EXERCISE INSTRUCTIONS: Set the listing down unchanged, minus every embedded image.

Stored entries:
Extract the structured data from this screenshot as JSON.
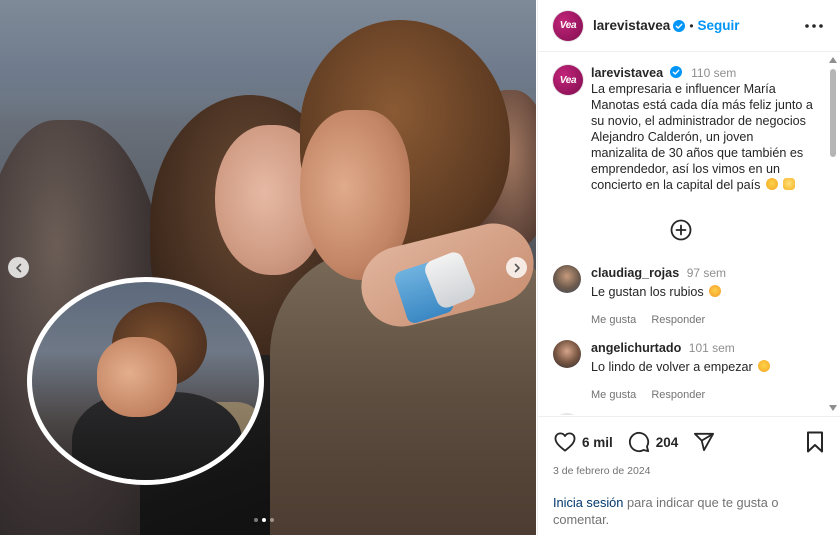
{
  "account": {
    "avatar_text": "Vea",
    "username": "larevistavea",
    "separator": "•",
    "follow_label": "Seguir"
  },
  "caption": {
    "username": "larevistavea",
    "time": "110 sem",
    "text": "La empresaria e influencer María Manotas está cada día más feliz junto a su novio, el administrador de negocios Alejandro Calderón, un joven manizalita de 30 años que también es emprendedor, así los vimos en un concierto en la capital del país"
  },
  "comments": [
    {
      "username": "claudiag_rojas",
      "time": "97 sem",
      "text": "Le gustan los rubios",
      "like_label": "Me gusta",
      "reply_label": "Responder"
    },
    {
      "username": "angelichurtado",
      "time": "101 sem",
      "text": "Lo lindo de volver a empezar",
      "like_label": "Me gusta",
      "reply_label": "Responder"
    }
  ],
  "stats": {
    "likes": "6 mil",
    "comments": "204",
    "date": "3 de febrero de 2024"
  },
  "login_prompt": {
    "link": "Inicia sesión",
    "text": " para indicar que te gusta o comentar."
  },
  "carousel": {
    "slides": 3,
    "active_index": 1
  },
  "icons": {
    "verified": "verified-badge-icon",
    "more": "more-options-icon",
    "add": "plus-circle-icon",
    "like": "heart-icon",
    "comment": "comment-icon",
    "share": "send-icon",
    "save": "bookmark-icon",
    "prev": "chevron-left-icon",
    "next": "chevron-right-icon"
  },
  "colors": {
    "link_blue": "#0095f6",
    "brand_magenta": "#a3165f",
    "text_dark": "#262626",
    "text_muted": "#737373"
  }
}
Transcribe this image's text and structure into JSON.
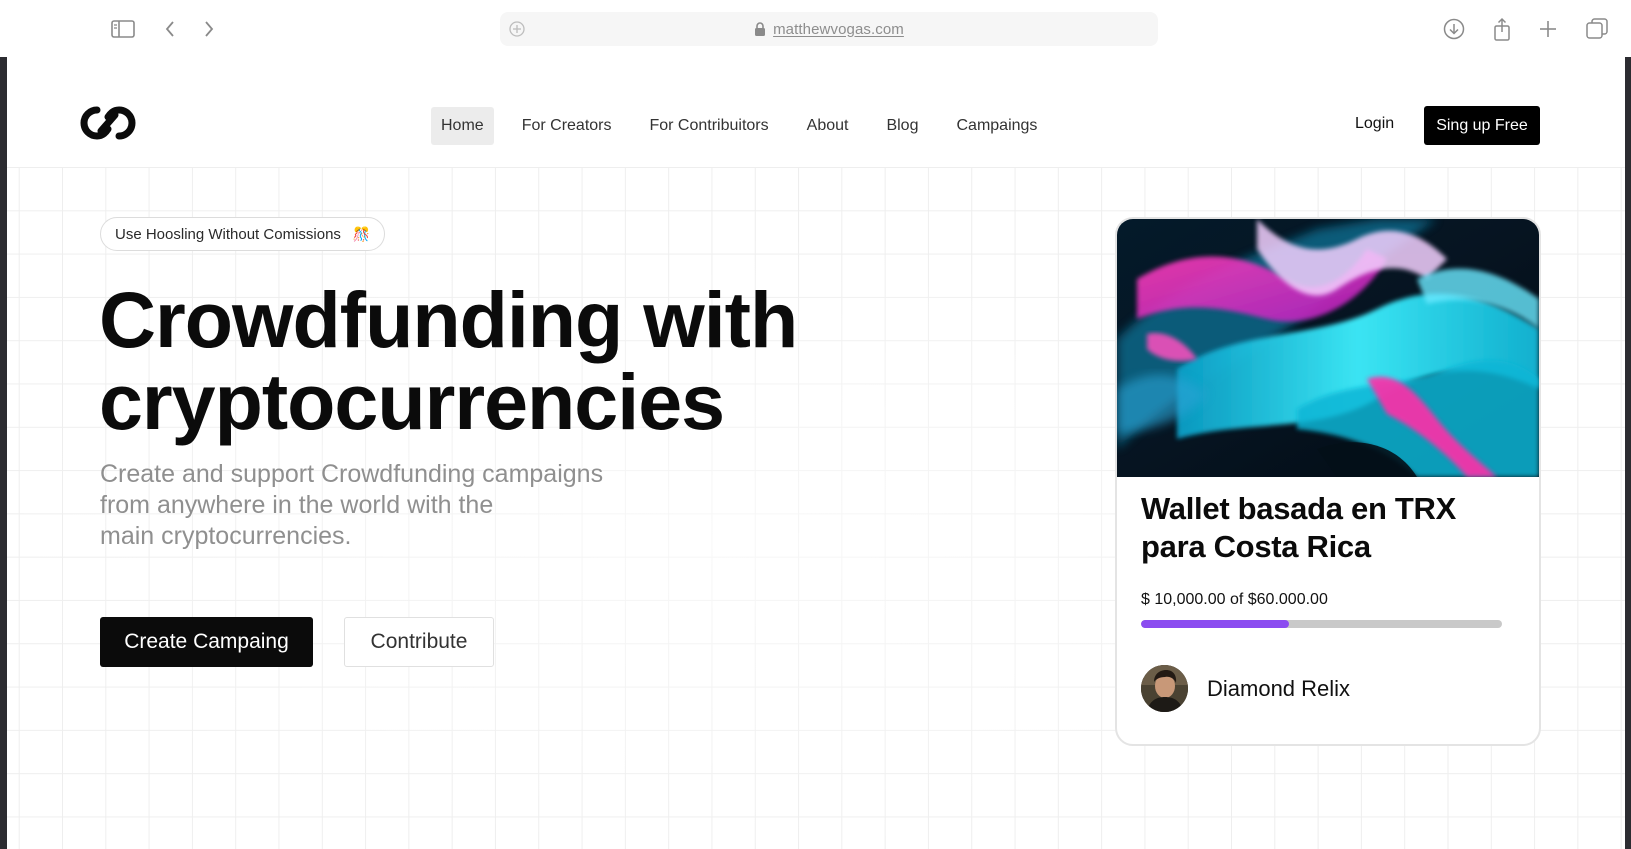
{
  "browser": {
    "url": "matthewvogas.com",
    "icons": [
      "sidebar-icon",
      "back-icon",
      "forward-icon",
      "add-tab-icon",
      "lock-icon",
      "download-icon",
      "share-icon",
      "new-tab-icon",
      "tabs-overview-icon"
    ]
  },
  "nav": {
    "items": [
      {
        "label": "Home",
        "active": true
      },
      {
        "label": "For Creators"
      },
      {
        "label": "For Contribuitors"
      },
      {
        "label": "About"
      },
      {
        "label": "Blog"
      },
      {
        "label": "Campaings"
      }
    ],
    "login": "Login",
    "signup": "Sing up Free"
  },
  "hero": {
    "pill": "Use Hoosling Without Comissions",
    "pill_emoji": "🎊",
    "headline_line1": "Crowdfunding with",
    "headline_line2": "cryptocurrencies",
    "sub_line1": "Create and support Crowdfunding campaigns",
    "sub_line2": "from anywhere in the world with the",
    "sub_line3": "main cryptocurrencies.",
    "create_button": "Create Campaing",
    "contribute_button": "Contribute"
  },
  "card": {
    "title_line1": "Wallet basada en TRX",
    "title_line2": "para Costa Rica",
    "progress_text": "$ 10,000.00 of $60.000.00",
    "progress_fraction": 0.41,
    "author": "Diamond Relix"
  },
  "colors": {
    "accent": "#8b4cf0",
    "primary_button": "#0b0b0b",
    "muted_text": "#8f8f8f"
  }
}
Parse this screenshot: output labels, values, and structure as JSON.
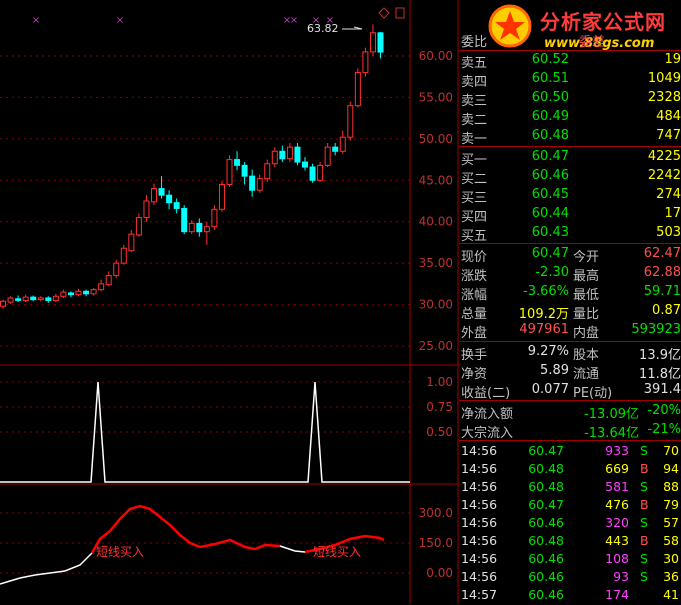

ANSWER FOR THIS EXERCISE:
Extract the structured data from this screenshot as JSON.
{
  "account": {
    "avatar_text": "Vea",
    "username": "larevistavea",
    "separator": "•",
    "follow_label": "Seguir"
  },
  "caption": {
    "username": "larevistavea",
    "time": "110 sem",
    "text": "La empresaria e influencer María Manotas está cada día más feliz junto a su novio, el administrador de negocios Alejandro Calderón, un joven manizalita de 30 años que también es emprendedor, así los vimos en un concierto en la capital del país"
  },
  "comments": [
    {
      "username": "claudiag_rojas",
      "time": "97 sem",
      "text": "Le gustan los rubios",
      "like_label": "Me gusta",
      "reply_label": "Responder"
    },
    {
      "username": "angelichurtado",
      "time": "101 sem",
      "text": "Lo lindo de volver a empezar",
      "like_label": "Me gusta",
      "reply_label": "Responder"
    }
  ],
  "stats": {
    "likes": "6 mil",
    "comments": "204",
    "date": "3 de febrero de 2024"
  },
  "login_prompt": {
    "link": "Inicia sesión",
    "text": " para indicar que te gusta o comentar."
  },
  "carousel": {
    "slides": 3,
    "active_index": 1
  },
  "icons": {
    "verified": "verified-badge-icon",
    "more": "more-options-icon",
    "add": "plus-circle-icon",
    "like": "heart-icon",
    "comment": "comment-icon",
    "share": "send-icon",
    "save": "bookmark-icon",
    "prev": "chevron-left-icon",
    "next": "chevron-right-icon"
  },
  "colors": {
    "link_blue": "#0095f6",
    "brand_magenta": "#a3165f",
    "text_dark": "#262626",
    "text_muted": "#737373"
  }
}
Transcribe this image's text and structure into JSON.
{
  "browser": {
    "url": "matthewvogas.com",
    "icons": [
      "sidebar-icon",
      "back-icon",
      "forward-icon",
      "add-tab-icon",
      "lock-icon",
      "download-icon",
      "share-icon",
      "new-tab-icon",
      "tabs-overview-icon"
    ]
  },
  "nav": {
    "items": [
      {
        "label": "Home",
        "active": true
      },
      {
        "label": "For Creators"
      },
      {
        "label": "For Contribuitors"
      },
      {
        "label": "About"
      },
      {
        "label": "Blog"
      },
      {
        "label": "Campaings"
      }
    ],
    "login": "Login",
    "signup": "Sing up Free"
  },
  "hero": {
    "pill": "Use Hoosling Without Comissions",
    "pill_emoji": "🎊",
    "headline_line1": "Crowdfunding with",
    "headline_line2": "cryptocurrencies",
    "sub_line1": "Create and support Crowdfunding campaigns",
    "sub_line2": "from anywhere in the world with the",
    "sub_line3": "main cryptocurrencies.",
    "create_button": "Create Campaing",
    "contribute_button": "Contribute"
  },
  "card": {
    "title_line1": "Wallet basada en TRX",
    "title_line2": "para Costa Rica",
    "progress_text": "$ 10,000.00 of $60.000.00",
    "progress_fraction": 0.41,
    "author": "Diamond Relix"
  },
  "colors": {
    "accent": "#8b4cf0",
    "primary_button": "#0b0b0b",
    "muted_text": "#8f8f8f"
  }
}
Parse this screenshot: output labels, values, and structure as JSON.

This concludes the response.